(begin)

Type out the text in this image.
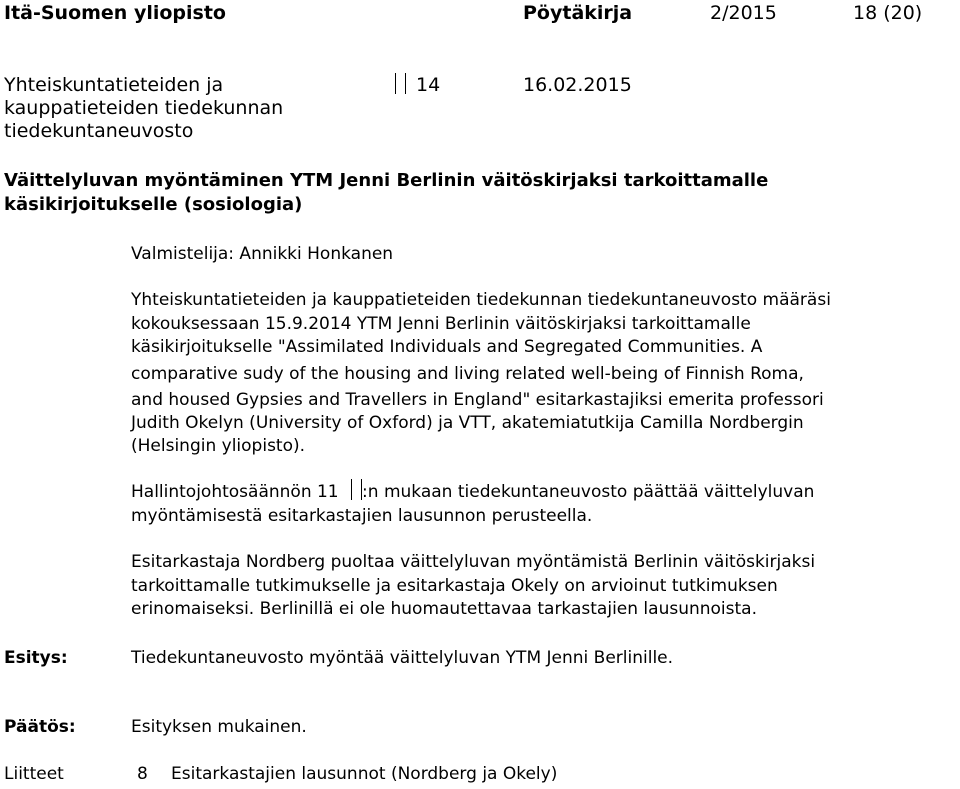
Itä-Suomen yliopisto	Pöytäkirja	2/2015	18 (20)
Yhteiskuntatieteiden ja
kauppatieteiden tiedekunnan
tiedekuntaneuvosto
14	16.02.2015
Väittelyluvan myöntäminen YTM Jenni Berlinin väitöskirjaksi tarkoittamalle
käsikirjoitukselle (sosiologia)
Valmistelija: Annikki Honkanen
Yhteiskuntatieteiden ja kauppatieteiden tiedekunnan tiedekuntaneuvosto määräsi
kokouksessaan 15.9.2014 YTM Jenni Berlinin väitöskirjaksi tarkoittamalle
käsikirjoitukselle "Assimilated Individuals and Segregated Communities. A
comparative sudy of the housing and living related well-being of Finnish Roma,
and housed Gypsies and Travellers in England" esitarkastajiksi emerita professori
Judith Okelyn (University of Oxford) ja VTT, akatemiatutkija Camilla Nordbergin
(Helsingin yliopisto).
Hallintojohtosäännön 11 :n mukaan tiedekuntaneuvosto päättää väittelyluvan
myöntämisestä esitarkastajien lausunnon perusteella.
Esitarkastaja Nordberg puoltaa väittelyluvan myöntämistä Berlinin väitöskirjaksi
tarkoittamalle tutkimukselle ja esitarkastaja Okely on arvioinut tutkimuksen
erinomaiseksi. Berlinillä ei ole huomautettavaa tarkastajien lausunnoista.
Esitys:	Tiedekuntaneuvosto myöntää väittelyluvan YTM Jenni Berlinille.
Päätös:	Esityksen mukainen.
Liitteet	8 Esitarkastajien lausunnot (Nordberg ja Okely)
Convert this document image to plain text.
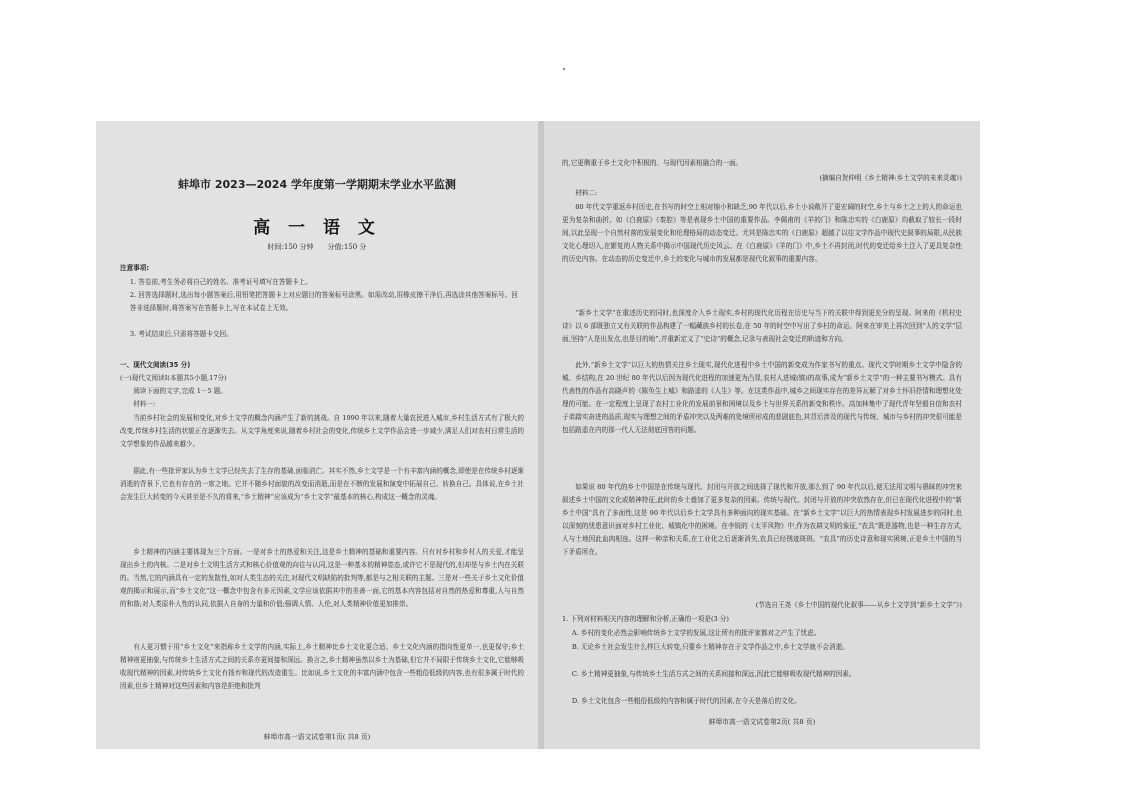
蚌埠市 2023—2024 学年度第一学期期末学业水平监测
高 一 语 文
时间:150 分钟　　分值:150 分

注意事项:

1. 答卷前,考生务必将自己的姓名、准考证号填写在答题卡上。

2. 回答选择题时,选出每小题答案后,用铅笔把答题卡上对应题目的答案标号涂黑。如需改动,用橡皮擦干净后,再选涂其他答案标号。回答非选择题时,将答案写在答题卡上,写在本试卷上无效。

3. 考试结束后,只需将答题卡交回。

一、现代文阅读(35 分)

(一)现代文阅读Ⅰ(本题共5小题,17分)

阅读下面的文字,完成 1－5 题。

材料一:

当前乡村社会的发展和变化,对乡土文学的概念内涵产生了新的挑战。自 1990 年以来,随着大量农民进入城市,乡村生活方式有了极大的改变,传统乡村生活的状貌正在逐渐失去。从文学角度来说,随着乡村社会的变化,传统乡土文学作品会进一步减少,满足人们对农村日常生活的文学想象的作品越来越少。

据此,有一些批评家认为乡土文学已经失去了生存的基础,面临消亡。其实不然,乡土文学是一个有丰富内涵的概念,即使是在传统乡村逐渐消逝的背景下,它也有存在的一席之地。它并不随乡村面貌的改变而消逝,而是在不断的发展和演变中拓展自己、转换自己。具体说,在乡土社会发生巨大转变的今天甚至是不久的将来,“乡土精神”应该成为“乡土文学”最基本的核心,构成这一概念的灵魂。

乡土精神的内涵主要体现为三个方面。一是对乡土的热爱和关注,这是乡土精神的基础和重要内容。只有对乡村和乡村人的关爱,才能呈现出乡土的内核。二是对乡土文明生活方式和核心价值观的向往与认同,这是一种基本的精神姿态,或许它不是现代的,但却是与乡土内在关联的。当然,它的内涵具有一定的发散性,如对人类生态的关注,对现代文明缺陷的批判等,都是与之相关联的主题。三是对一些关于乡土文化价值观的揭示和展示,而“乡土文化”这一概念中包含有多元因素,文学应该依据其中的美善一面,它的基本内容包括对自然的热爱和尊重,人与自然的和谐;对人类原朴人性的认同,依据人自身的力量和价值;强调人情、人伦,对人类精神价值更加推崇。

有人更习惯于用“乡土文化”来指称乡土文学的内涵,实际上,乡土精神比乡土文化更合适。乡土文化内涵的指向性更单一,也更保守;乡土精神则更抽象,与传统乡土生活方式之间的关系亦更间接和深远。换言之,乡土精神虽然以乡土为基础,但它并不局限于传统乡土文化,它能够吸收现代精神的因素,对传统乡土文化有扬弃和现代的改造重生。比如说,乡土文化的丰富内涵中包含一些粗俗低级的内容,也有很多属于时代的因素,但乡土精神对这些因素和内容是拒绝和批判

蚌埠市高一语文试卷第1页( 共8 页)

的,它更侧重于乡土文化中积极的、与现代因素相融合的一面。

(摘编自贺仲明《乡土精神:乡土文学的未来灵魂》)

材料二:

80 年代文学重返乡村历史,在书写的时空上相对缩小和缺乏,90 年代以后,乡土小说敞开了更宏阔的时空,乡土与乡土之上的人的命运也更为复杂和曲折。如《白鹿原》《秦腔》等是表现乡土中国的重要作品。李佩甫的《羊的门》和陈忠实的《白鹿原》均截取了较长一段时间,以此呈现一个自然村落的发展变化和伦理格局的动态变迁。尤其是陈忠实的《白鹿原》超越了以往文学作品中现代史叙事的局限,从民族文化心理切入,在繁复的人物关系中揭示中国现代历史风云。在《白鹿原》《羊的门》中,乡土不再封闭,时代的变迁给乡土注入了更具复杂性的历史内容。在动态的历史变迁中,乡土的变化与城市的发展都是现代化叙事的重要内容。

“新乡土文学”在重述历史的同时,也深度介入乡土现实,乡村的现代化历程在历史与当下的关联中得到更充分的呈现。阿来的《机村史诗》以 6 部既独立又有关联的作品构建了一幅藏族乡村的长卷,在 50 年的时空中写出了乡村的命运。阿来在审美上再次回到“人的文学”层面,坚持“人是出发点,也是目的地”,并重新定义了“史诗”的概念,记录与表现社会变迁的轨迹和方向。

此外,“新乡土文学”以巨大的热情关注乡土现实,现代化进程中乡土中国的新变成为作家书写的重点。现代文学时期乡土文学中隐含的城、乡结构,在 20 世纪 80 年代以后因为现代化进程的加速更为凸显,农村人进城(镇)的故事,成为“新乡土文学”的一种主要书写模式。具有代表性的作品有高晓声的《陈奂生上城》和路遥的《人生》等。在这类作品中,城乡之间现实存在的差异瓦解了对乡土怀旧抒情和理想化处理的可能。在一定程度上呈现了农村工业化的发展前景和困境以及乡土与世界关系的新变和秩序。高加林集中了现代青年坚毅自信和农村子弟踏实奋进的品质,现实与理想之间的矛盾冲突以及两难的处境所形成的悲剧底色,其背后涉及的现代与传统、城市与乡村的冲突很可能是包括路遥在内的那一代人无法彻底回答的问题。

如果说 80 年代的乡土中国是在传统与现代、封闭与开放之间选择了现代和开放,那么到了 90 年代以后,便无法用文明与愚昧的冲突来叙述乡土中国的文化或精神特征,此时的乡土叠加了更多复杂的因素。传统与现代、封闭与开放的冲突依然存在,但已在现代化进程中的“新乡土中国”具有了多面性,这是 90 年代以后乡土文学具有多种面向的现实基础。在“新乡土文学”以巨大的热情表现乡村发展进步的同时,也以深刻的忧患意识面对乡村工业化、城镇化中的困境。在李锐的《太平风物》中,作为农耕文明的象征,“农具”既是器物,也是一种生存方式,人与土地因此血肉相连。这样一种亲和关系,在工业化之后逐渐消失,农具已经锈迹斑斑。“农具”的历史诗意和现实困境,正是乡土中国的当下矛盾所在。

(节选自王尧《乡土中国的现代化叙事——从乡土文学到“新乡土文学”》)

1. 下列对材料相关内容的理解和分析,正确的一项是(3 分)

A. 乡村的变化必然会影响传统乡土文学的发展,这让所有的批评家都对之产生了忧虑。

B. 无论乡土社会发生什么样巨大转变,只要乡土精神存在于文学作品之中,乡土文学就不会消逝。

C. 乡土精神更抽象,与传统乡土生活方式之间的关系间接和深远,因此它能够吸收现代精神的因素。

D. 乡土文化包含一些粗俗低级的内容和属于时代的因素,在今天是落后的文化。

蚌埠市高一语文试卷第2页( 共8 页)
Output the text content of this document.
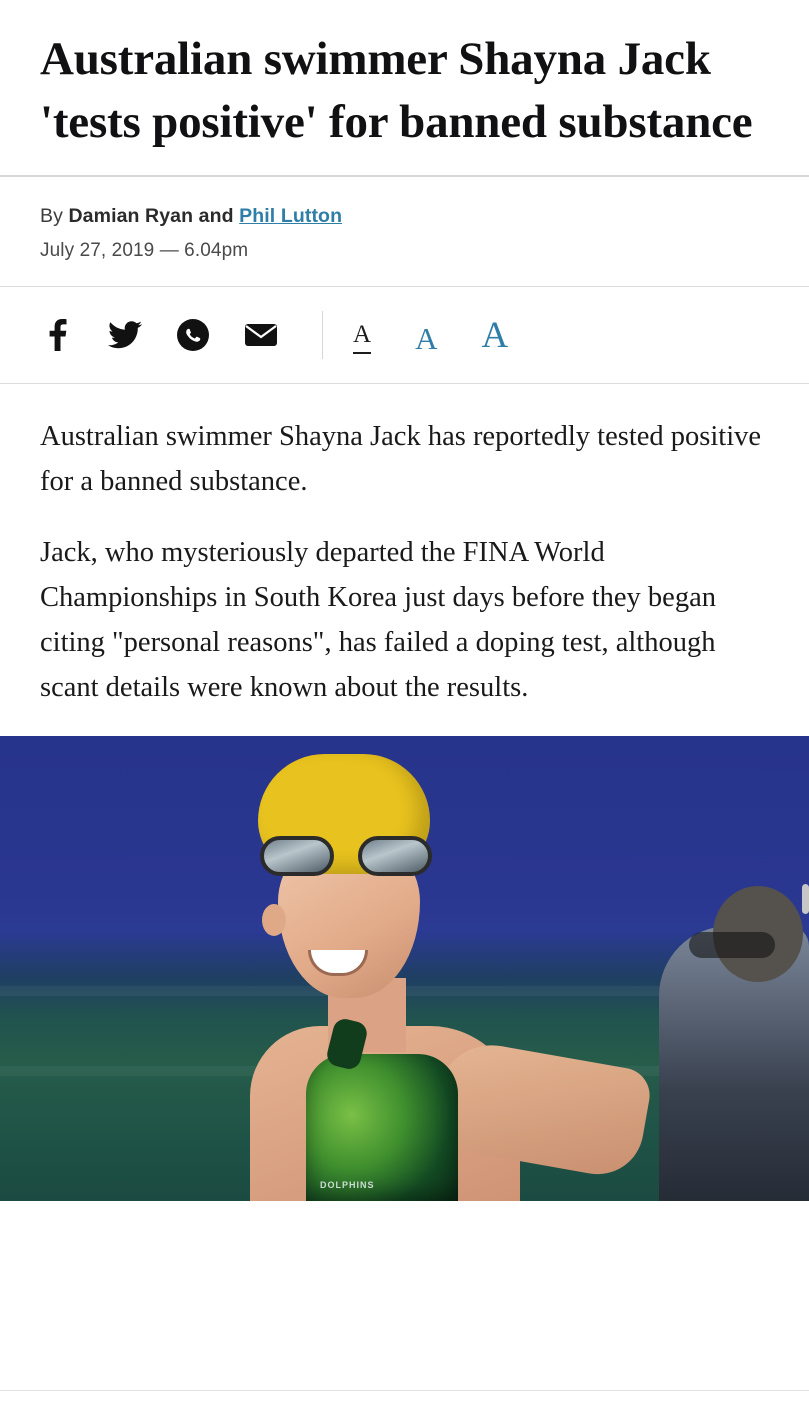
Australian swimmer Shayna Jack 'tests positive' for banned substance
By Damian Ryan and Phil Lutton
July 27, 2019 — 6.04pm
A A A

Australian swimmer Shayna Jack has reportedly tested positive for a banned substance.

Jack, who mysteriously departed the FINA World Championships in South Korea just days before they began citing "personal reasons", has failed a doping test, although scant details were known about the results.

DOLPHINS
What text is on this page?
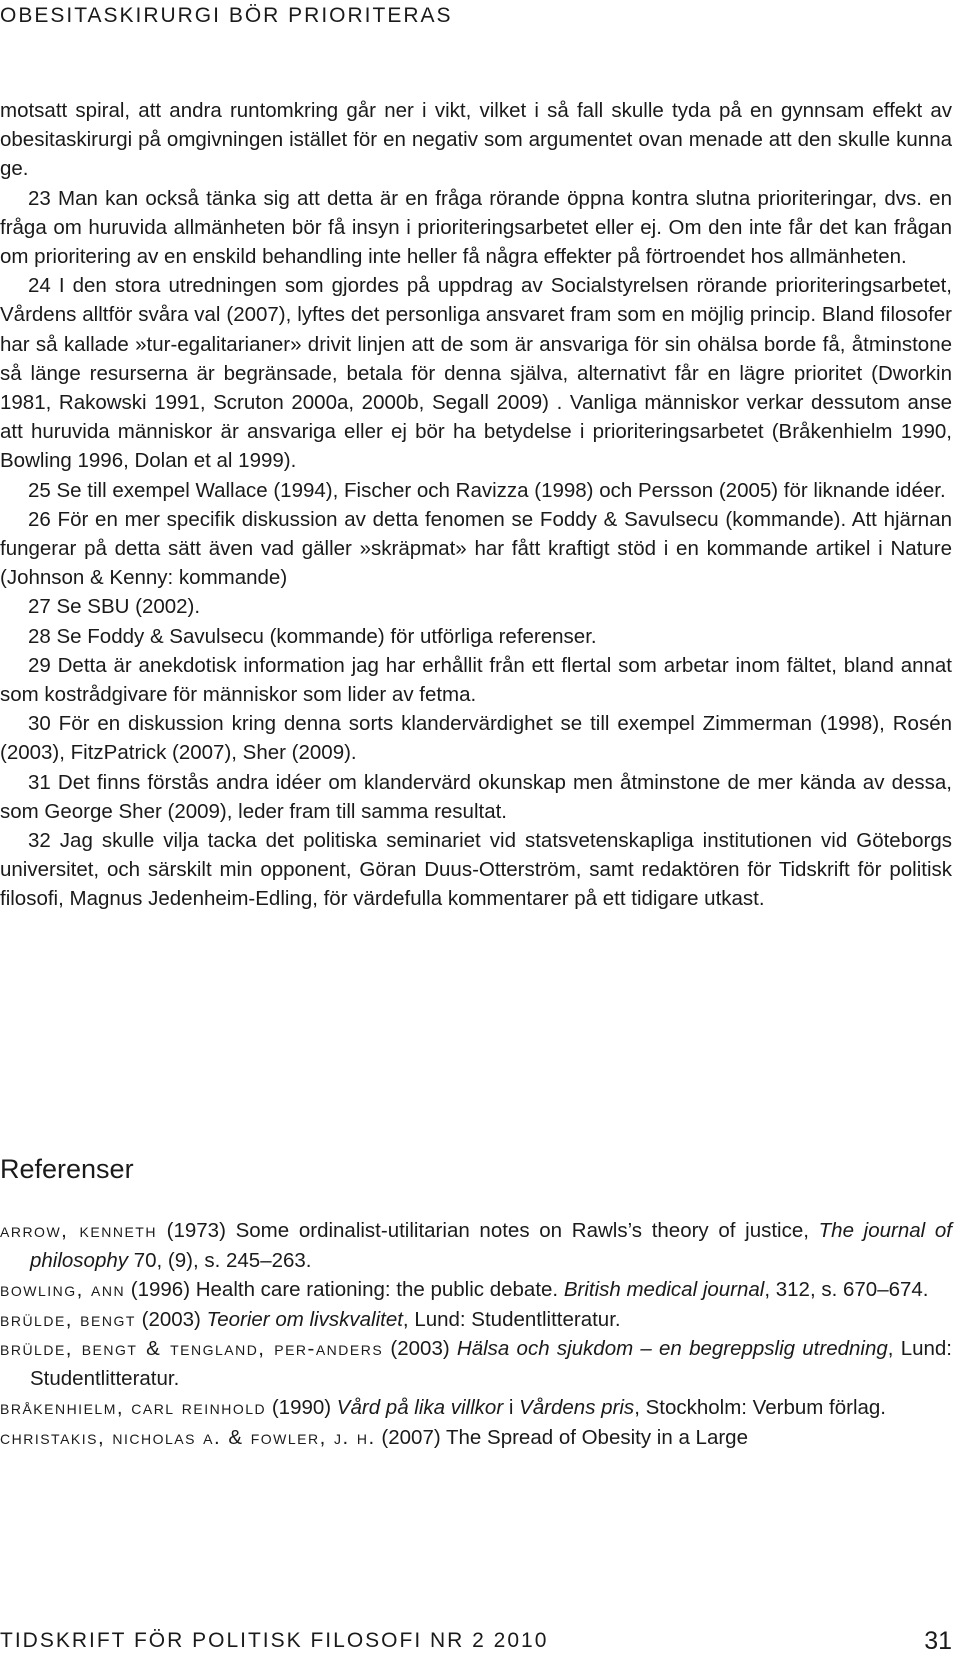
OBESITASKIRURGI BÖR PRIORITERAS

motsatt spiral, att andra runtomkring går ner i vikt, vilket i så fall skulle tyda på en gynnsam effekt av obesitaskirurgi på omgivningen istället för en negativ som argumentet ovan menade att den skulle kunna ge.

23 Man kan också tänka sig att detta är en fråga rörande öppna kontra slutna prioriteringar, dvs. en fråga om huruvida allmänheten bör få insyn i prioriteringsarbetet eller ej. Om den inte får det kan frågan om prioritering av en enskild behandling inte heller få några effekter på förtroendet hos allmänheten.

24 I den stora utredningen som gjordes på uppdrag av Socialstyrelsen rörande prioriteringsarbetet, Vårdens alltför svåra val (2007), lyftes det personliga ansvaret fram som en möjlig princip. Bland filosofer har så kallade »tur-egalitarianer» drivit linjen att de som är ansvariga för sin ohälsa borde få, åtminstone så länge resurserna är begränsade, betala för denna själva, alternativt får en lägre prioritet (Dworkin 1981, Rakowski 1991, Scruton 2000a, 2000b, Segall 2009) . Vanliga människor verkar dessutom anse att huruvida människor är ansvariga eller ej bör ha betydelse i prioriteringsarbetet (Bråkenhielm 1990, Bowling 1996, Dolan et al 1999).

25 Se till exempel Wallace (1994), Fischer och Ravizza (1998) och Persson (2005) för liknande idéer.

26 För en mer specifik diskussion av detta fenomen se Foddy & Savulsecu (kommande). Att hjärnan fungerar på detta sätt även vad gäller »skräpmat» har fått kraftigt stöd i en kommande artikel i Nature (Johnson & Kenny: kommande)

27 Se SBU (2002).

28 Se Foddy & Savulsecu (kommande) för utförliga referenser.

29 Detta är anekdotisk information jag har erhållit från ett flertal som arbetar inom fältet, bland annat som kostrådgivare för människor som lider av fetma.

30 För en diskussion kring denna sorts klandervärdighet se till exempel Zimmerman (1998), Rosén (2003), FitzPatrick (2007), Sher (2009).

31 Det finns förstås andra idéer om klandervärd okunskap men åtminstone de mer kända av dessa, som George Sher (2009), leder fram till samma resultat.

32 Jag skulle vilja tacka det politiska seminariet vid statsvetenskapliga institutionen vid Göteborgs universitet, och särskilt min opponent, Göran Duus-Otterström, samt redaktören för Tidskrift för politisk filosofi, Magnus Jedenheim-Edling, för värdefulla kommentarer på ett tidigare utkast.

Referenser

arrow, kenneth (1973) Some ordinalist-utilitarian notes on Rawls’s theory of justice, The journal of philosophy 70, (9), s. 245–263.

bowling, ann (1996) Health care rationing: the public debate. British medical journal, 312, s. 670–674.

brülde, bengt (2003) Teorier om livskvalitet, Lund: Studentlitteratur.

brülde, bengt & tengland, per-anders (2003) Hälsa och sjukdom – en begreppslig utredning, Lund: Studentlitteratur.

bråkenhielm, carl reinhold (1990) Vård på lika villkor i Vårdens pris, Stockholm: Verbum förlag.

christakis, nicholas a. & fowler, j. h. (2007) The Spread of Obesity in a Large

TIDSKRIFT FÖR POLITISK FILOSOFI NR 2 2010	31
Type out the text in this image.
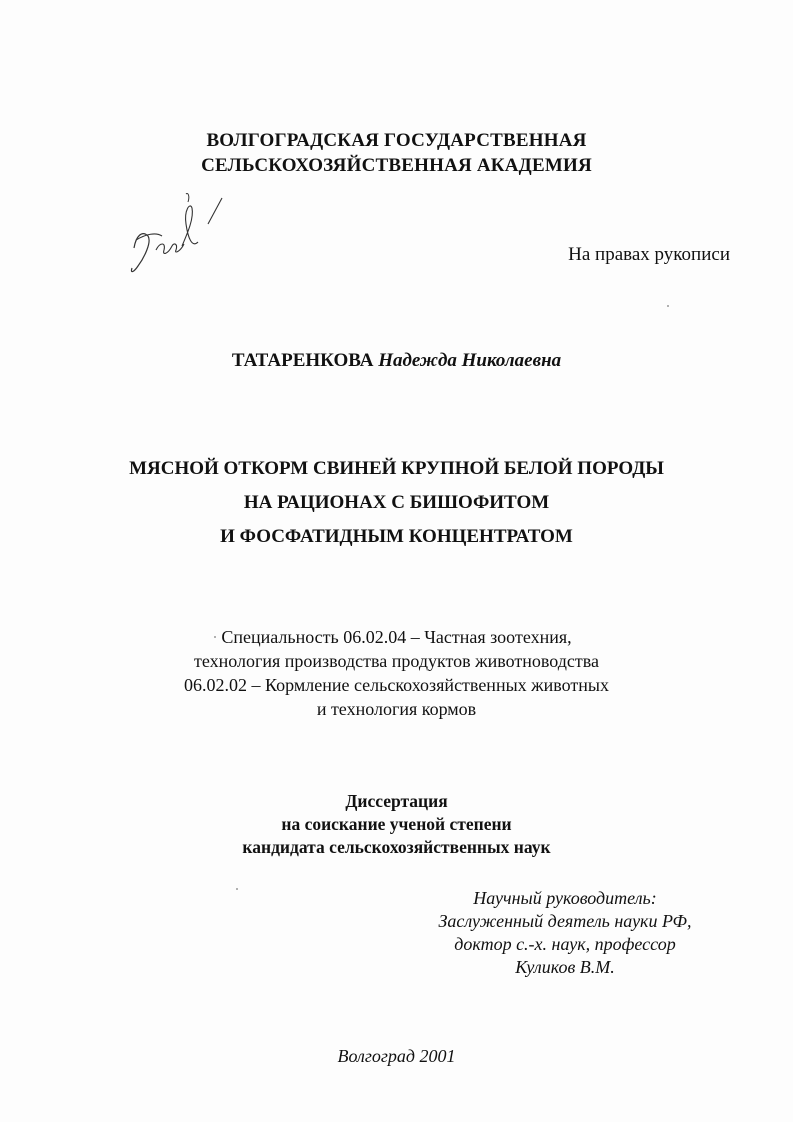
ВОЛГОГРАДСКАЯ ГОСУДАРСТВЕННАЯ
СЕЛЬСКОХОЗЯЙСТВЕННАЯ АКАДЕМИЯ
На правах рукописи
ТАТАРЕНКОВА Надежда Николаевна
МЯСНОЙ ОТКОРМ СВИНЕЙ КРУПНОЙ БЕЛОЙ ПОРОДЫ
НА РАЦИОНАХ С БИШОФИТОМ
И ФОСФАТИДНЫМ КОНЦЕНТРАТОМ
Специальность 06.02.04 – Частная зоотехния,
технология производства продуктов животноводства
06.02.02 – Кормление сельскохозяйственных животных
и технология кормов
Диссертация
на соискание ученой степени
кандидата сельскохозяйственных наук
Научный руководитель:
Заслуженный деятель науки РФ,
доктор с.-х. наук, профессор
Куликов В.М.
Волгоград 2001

(end)

§ Work to complete
Search the listing for the word "Savulsecu" and return each line that holds it.

§ Exercise response
26 För en mer specifik diskussion av detta fenomen se Foddy & Savulsecu (kommande). Att hjärnan fungerar på detta sätt även vad gäller »skräpmat» har fått kraftigt stöd i en kommande artikel i Nature (Johnson & Kenny: kommande)
28 Se Foddy & Savulsecu (kommande) för utförliga referenser.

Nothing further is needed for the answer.